Dataset content:

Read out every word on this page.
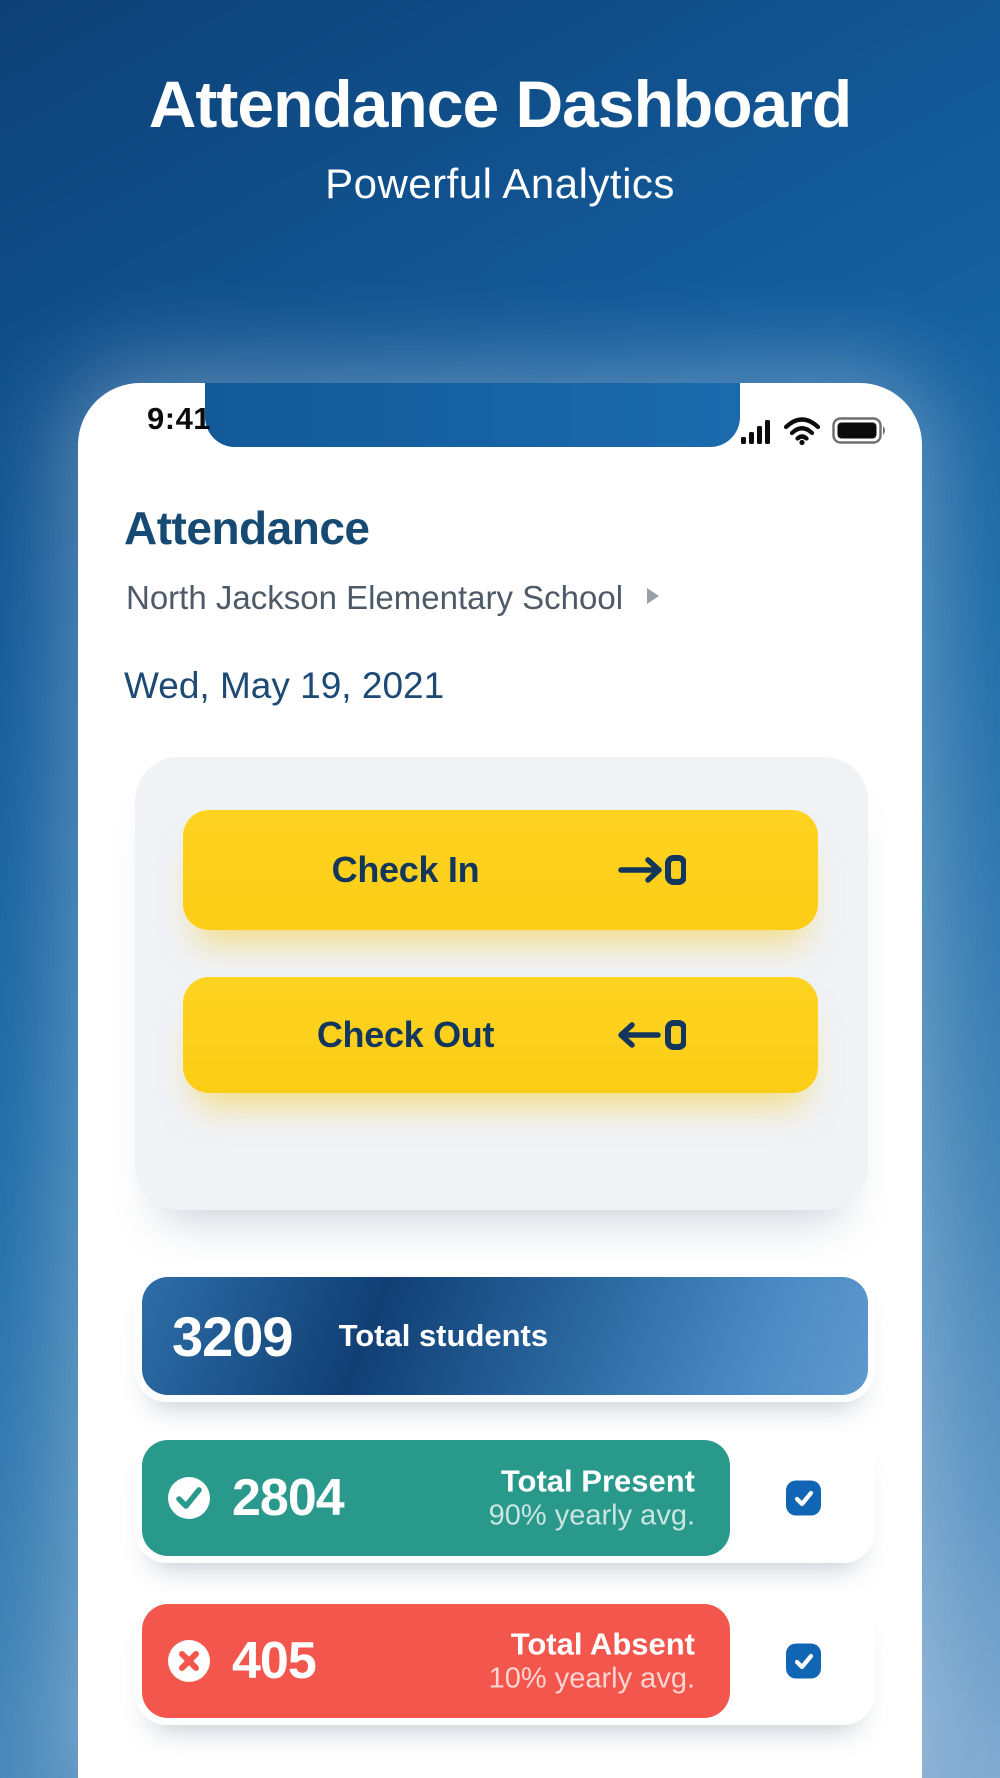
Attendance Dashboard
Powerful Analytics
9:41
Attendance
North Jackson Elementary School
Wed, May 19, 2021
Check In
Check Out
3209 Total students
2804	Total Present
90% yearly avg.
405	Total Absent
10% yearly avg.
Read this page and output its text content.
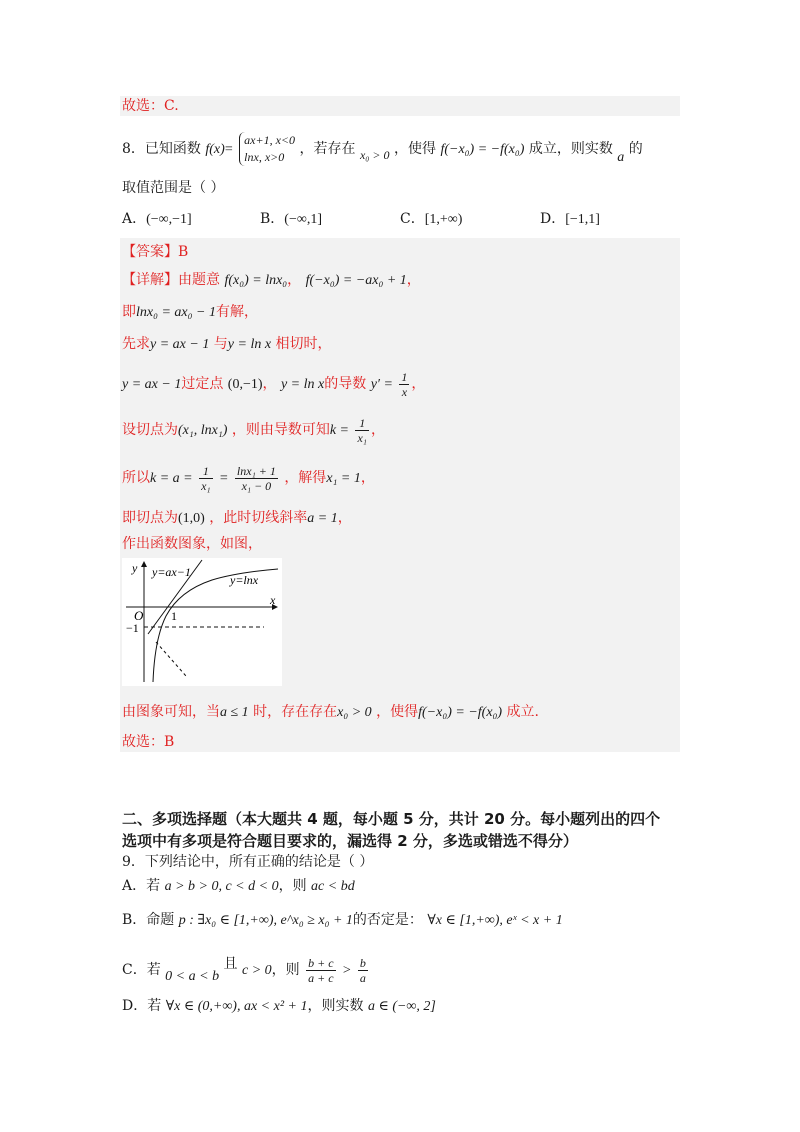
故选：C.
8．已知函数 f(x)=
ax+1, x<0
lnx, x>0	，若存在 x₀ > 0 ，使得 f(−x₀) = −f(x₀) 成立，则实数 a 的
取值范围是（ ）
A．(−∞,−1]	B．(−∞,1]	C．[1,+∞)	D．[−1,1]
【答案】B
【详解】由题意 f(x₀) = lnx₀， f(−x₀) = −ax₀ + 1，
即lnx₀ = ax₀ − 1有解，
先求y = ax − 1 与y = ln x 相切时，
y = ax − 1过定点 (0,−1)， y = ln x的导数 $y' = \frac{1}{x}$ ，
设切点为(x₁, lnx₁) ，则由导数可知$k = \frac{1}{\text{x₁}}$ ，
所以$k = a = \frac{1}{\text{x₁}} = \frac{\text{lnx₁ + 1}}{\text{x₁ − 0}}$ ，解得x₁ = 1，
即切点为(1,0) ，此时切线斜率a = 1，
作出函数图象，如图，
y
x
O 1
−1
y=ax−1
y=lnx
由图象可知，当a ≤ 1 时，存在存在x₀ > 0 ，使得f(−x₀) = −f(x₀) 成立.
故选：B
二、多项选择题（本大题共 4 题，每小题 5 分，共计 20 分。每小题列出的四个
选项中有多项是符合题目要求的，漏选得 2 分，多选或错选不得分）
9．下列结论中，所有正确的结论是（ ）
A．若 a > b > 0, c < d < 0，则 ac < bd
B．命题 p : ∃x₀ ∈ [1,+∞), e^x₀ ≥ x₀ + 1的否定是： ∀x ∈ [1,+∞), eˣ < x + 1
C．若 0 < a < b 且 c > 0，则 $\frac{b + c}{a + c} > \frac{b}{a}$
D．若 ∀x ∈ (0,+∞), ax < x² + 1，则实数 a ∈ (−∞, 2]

...

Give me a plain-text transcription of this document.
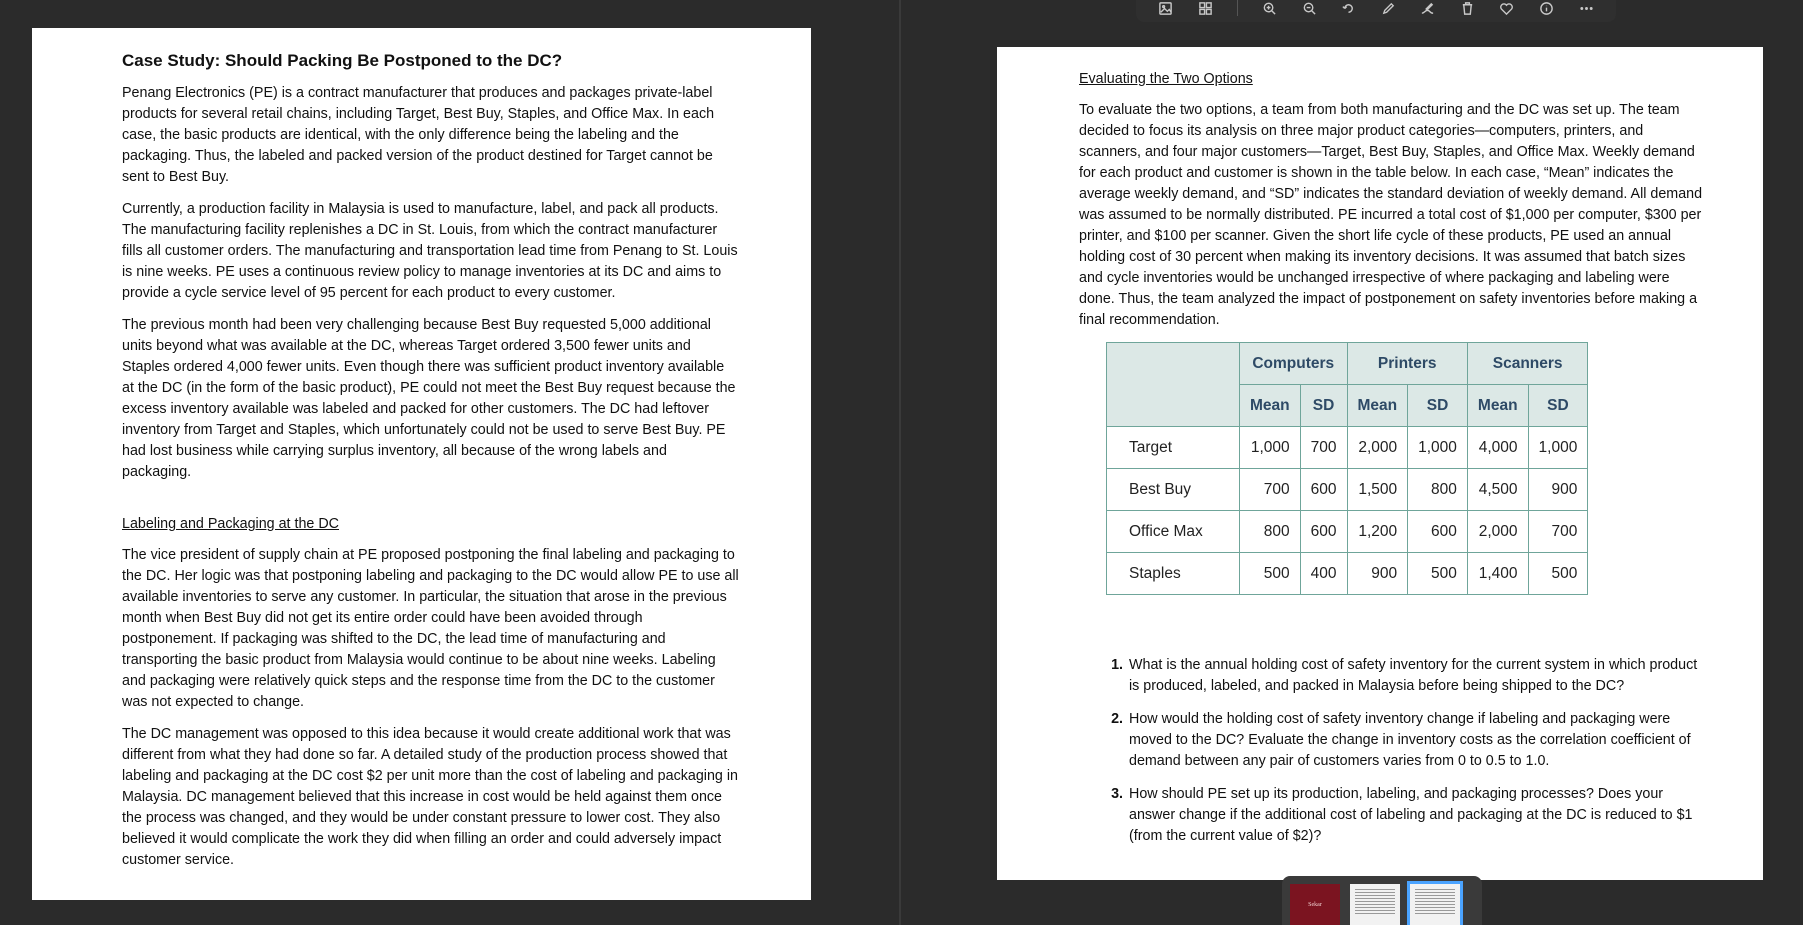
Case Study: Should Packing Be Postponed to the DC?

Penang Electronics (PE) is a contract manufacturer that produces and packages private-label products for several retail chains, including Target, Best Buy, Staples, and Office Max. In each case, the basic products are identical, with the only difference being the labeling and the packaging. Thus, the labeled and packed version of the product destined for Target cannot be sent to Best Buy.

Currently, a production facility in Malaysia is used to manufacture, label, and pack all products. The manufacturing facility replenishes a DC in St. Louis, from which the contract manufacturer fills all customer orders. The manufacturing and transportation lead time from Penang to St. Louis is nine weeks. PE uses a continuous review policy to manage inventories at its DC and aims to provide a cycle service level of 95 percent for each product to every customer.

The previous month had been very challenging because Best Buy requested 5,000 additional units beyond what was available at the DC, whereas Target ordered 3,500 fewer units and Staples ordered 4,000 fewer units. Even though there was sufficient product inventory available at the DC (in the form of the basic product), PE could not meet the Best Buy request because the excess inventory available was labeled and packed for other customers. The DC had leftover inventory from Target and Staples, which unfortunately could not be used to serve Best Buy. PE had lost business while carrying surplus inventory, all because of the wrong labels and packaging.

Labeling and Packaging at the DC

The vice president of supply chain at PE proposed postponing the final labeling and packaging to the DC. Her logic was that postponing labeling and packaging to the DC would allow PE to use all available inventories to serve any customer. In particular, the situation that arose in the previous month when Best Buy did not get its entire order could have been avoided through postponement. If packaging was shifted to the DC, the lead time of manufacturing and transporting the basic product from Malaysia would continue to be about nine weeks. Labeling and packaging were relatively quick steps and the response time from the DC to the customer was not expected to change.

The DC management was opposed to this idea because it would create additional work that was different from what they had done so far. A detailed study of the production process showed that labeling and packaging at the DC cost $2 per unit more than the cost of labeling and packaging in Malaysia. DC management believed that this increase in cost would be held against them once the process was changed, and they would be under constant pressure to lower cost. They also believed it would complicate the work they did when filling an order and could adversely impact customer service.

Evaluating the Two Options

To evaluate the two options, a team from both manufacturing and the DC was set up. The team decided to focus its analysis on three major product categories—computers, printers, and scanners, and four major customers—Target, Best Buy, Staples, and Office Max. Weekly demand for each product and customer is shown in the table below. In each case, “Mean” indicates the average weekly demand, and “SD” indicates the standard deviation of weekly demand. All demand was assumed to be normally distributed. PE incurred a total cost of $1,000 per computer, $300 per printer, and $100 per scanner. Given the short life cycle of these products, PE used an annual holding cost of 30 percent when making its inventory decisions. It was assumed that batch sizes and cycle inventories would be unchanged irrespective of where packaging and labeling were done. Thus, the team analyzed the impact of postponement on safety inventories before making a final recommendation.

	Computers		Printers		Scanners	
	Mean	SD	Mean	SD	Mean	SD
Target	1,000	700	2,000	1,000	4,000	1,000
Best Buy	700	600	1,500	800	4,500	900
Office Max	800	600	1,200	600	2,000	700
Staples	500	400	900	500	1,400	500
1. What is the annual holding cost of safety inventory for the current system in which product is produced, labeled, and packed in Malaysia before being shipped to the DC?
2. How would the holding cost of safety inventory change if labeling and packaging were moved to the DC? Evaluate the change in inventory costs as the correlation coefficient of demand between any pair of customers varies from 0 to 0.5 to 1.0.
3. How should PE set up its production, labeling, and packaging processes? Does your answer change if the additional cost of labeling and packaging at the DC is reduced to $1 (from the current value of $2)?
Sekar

--

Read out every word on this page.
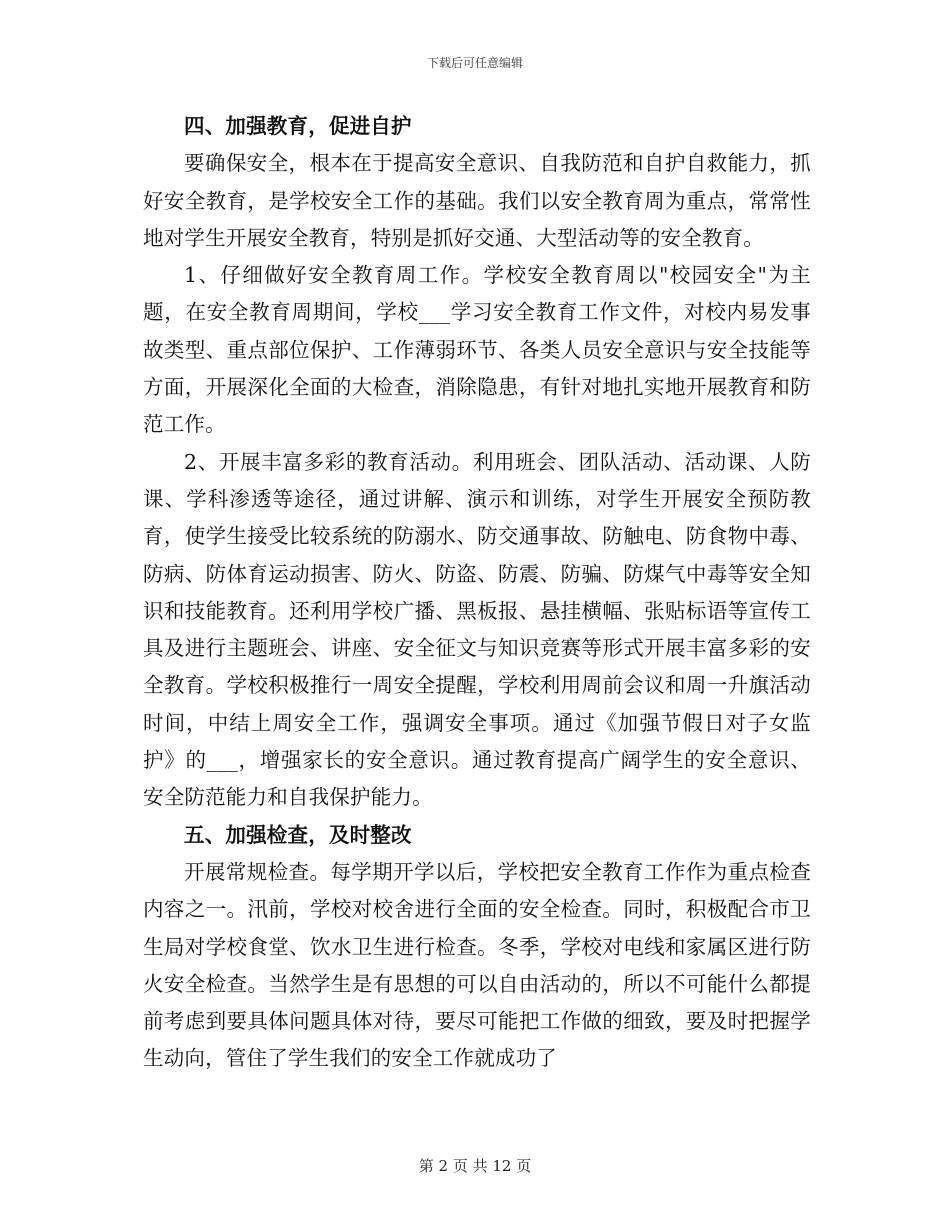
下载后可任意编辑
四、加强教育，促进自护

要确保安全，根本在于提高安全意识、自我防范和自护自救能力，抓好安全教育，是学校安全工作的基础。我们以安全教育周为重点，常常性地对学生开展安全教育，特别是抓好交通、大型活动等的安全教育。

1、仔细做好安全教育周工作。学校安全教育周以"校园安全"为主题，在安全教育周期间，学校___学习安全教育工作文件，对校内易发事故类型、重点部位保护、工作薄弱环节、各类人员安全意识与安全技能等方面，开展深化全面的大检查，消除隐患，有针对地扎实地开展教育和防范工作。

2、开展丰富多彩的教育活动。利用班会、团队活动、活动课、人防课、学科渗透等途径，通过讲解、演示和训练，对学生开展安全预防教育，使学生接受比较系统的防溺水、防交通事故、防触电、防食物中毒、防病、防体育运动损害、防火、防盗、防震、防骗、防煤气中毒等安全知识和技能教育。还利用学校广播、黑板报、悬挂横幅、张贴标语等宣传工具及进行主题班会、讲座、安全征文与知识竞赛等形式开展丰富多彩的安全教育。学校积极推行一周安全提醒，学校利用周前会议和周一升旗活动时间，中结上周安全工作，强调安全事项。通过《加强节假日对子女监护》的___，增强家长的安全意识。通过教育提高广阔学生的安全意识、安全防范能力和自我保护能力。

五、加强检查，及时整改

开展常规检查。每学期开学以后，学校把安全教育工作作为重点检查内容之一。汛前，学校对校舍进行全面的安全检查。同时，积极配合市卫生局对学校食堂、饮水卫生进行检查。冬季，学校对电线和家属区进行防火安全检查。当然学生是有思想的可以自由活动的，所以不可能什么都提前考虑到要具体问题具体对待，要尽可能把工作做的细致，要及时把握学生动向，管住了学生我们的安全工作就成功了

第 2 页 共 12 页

Do this: Report each line in the data that holds the word "were".

Solution below:
The vice president of supply chain at PE proposed postponing the final labeling and packaging to the DC. Her logic was that postponing labeling and packaging to the DC would allow PE to use all available inventories to serve any customer. In particular, the situation that arose in the previous month when Best Buy did not get its entire order could have been avoided through postponement. If packaging was shifted to the DC, the lead time of manufacturing and transporting the basic product from Malaysia would continue to be about nine weeks. Labeling and packaging were relatively quick steps and the response time from the DC to the customer was not expected to change.
To evaluate the two options, a team from both manufacturing and the DC was set up. The team decided to focus its analysis on three major product categories—computers, printers, and scanners, and four major customers—Target, Best Buy, Staples, and Office Max. Weekly demand for each product and customer is shown in the table below. In each case, “Mean” indicates the average weekly demand, and “SD” indicates the standard deviation of weekly demand. All demand was assumed to be normally distributed. PE incurred a total cost of $1,000 per computer, $300 per printer, and $100 per scanner. Given the short life cycle of these products, PE used an annual holding cost of 30 percent when making its inventory decisions. It was assumed that batch sizes and cycle inventories would be unchanged irrespective of where packaging and labeling were done. Thus, the team analyzed the impact of postponement on safety inventories before making a final recommendation.
2. How would the holding cost of safety inventory change if labeling and packaging were moved to the DC? Evaluate the change in inventory costs as the correlation coefficient of demand between any pair of customers varies from 0 to 0.5 to 1.0.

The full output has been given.